The request: "content" appears in how many lines of the entries? State only the number.

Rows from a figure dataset
════════════════════

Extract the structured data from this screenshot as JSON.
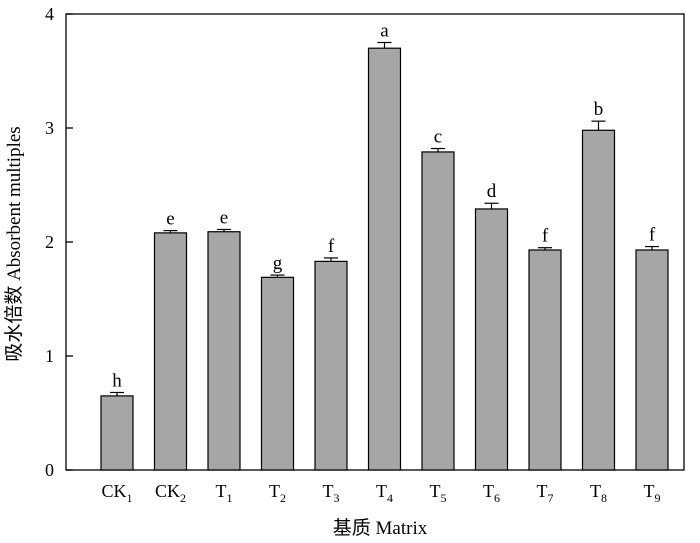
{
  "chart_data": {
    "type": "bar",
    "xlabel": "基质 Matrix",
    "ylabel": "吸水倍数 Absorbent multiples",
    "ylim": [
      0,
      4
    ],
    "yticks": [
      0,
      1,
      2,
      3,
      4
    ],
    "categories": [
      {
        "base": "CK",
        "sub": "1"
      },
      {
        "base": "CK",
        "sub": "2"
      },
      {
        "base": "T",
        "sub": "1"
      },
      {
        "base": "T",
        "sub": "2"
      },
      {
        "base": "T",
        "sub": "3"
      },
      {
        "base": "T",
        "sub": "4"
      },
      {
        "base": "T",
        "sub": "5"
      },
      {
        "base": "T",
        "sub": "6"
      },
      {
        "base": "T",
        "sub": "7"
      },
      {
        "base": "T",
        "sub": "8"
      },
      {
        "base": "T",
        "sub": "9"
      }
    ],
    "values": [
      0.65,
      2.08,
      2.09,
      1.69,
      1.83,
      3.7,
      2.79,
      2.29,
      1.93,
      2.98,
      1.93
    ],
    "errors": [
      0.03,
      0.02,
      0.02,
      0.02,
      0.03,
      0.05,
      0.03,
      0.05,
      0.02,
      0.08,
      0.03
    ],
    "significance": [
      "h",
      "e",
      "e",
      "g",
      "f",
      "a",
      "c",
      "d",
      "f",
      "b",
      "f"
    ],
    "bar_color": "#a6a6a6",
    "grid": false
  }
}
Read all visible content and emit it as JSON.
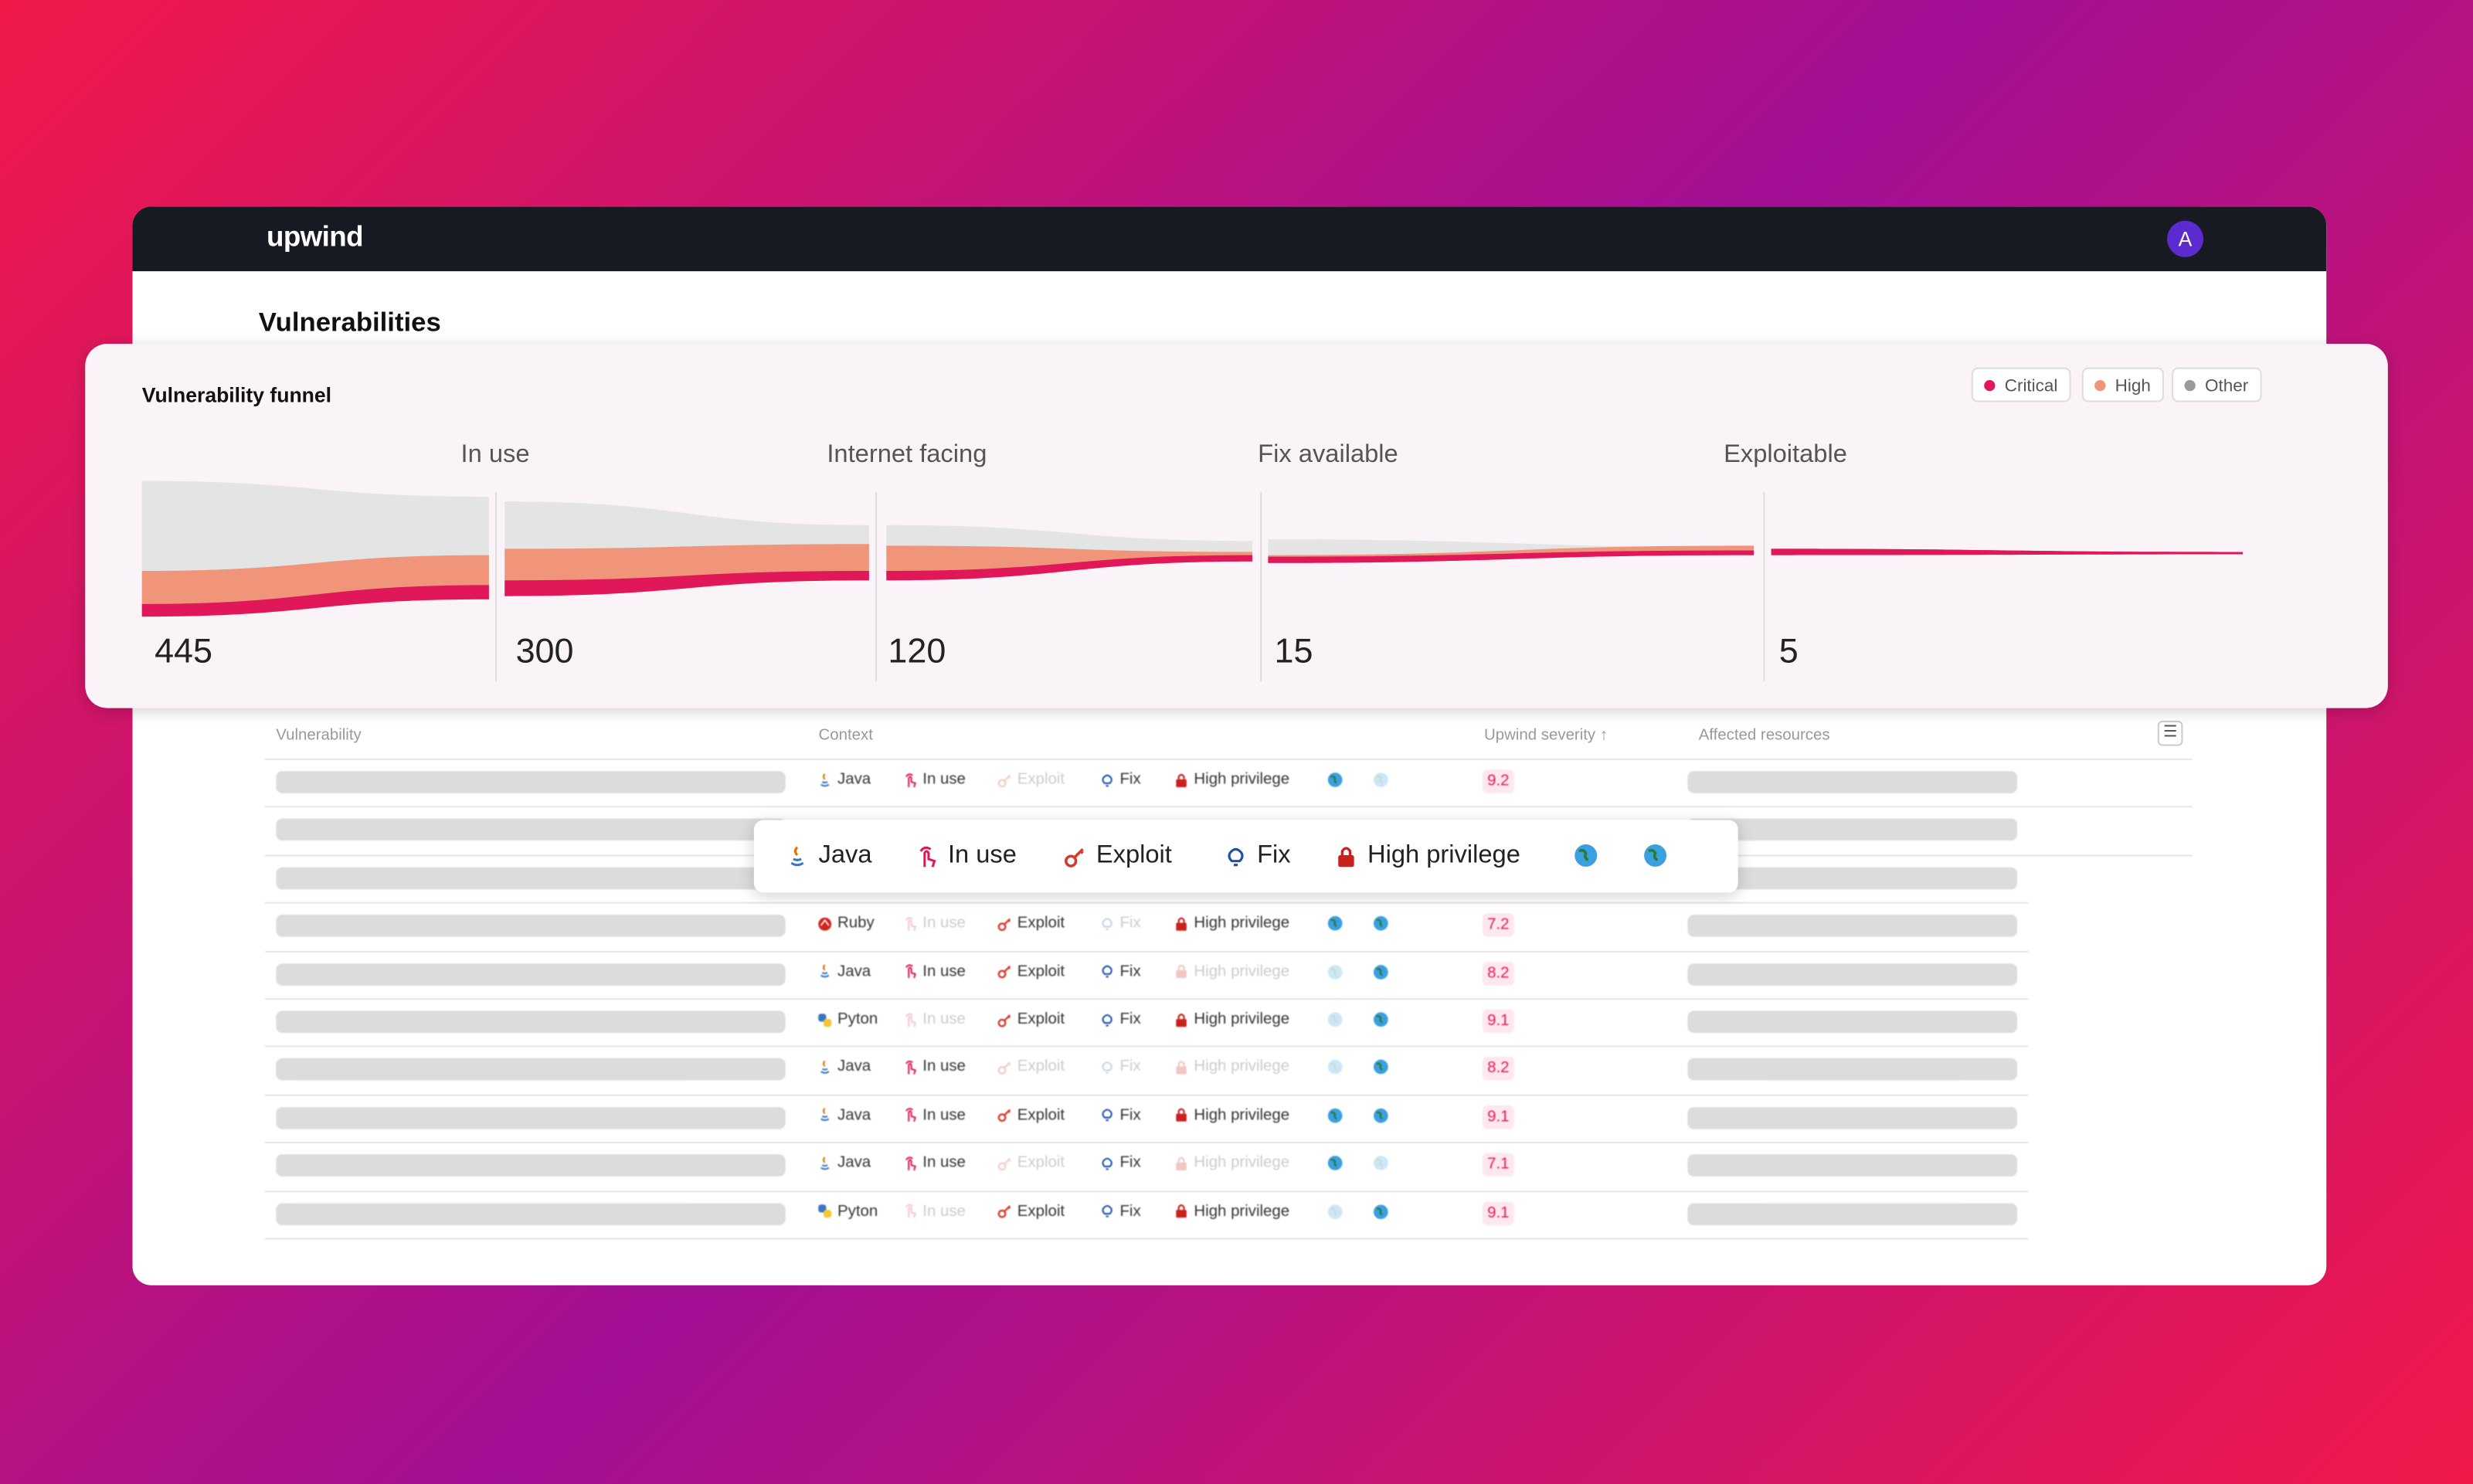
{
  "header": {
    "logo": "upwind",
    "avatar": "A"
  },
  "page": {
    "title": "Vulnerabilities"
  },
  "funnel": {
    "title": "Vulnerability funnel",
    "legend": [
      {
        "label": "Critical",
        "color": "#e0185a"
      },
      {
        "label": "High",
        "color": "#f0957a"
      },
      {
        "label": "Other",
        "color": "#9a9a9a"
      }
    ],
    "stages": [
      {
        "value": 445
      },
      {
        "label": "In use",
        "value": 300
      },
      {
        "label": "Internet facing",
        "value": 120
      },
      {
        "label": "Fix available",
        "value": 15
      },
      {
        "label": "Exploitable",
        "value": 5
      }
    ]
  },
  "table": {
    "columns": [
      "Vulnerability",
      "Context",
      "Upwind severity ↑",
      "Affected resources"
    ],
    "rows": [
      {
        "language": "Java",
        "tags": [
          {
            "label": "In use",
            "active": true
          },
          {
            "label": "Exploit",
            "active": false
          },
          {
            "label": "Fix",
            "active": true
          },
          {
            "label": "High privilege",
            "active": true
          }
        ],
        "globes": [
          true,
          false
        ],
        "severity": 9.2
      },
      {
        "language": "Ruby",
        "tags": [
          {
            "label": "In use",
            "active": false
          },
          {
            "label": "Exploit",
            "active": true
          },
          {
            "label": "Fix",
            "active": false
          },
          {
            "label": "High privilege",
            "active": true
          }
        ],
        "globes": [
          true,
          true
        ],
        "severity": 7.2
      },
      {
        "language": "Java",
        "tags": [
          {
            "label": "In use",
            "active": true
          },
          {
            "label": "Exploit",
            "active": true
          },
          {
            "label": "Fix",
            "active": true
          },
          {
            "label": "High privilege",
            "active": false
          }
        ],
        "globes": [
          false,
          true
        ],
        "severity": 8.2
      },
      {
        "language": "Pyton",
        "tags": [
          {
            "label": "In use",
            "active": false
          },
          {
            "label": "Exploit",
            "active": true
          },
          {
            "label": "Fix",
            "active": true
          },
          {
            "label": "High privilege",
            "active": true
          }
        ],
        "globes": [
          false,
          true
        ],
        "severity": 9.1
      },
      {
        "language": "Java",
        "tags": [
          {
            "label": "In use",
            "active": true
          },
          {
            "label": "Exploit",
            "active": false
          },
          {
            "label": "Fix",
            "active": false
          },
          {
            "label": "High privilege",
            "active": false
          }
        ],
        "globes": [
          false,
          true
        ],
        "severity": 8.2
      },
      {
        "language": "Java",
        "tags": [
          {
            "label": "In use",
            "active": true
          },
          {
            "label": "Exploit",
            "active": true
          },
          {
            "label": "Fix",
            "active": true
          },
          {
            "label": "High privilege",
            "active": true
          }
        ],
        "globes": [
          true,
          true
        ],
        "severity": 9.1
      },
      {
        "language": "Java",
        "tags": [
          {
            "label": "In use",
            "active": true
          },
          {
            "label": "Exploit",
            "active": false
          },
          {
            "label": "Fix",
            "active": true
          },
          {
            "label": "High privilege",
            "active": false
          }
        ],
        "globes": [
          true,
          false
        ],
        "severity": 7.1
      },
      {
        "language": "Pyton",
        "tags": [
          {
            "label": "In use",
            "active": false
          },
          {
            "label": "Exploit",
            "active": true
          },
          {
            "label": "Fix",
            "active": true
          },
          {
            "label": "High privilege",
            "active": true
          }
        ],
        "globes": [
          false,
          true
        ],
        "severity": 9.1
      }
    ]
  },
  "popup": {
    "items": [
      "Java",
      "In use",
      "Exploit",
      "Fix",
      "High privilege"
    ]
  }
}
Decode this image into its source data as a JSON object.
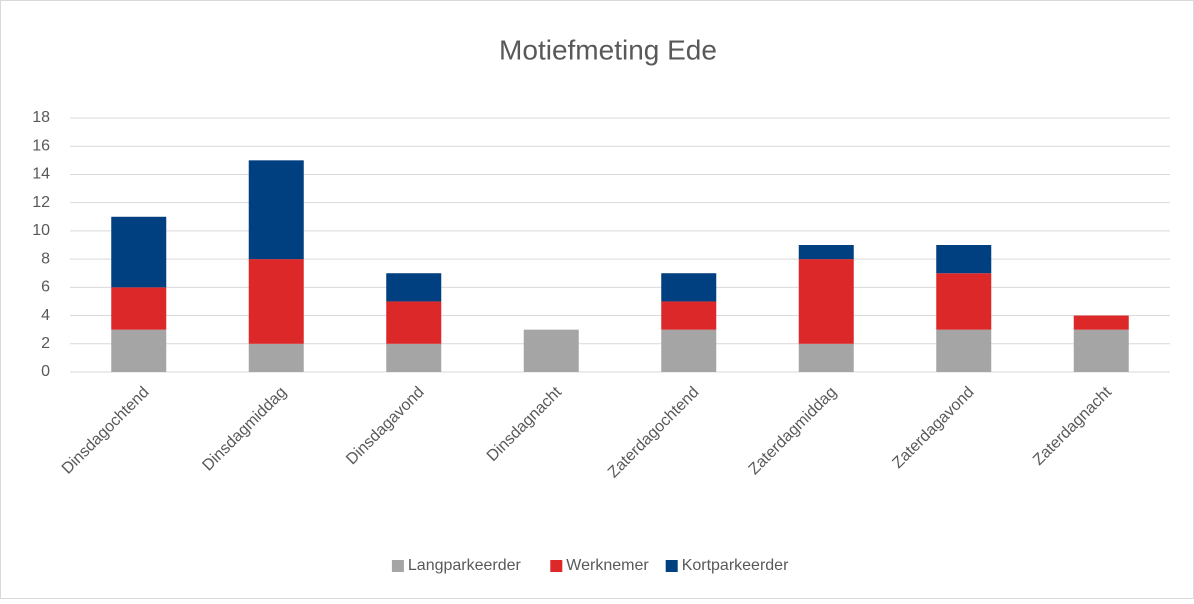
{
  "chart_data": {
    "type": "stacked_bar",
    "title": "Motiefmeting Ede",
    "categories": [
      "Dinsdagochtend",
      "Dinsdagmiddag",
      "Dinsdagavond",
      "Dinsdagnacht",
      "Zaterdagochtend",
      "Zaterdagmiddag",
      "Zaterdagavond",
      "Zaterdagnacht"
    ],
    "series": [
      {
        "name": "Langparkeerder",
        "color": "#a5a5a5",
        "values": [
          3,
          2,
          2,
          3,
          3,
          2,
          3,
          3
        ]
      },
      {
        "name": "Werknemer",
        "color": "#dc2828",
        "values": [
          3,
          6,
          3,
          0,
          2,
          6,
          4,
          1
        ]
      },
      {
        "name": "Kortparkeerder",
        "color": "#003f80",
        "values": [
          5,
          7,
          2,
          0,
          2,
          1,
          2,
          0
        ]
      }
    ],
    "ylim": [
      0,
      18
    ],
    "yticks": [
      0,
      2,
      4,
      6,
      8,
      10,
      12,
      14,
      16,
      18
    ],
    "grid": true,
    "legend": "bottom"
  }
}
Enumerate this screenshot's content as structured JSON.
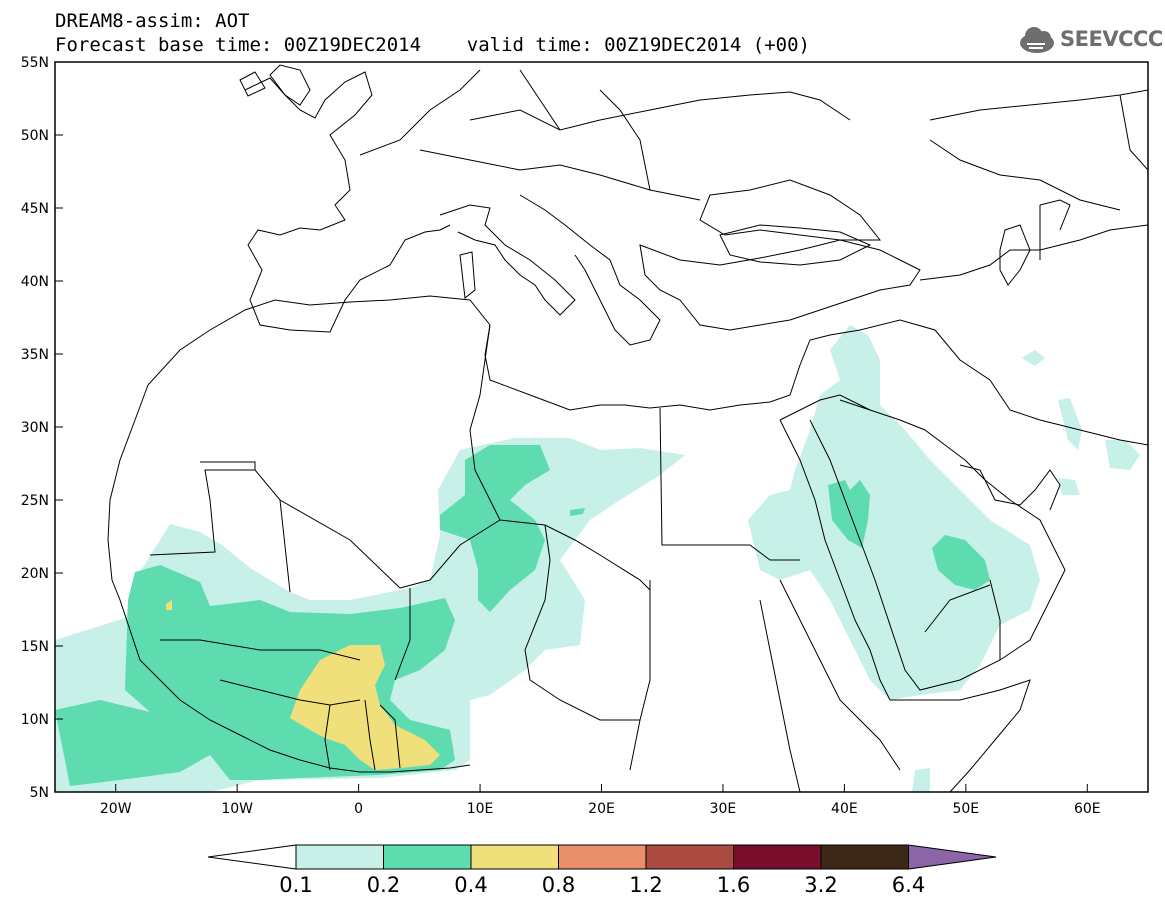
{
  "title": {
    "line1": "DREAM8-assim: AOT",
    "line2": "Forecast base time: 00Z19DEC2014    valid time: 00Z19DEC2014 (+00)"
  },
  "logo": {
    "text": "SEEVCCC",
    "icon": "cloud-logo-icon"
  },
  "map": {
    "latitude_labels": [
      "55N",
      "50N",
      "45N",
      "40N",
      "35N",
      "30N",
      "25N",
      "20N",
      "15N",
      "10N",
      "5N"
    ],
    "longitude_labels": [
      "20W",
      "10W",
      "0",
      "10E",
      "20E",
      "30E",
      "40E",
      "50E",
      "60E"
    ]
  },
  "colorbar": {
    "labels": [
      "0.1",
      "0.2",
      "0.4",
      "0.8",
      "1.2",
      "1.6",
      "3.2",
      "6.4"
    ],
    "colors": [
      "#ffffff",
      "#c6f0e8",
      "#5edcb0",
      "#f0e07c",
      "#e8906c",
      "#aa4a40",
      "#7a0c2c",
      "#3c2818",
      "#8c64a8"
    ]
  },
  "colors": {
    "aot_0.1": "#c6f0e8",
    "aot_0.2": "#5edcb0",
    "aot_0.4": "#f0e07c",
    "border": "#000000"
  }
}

════════════════════

The answer: 2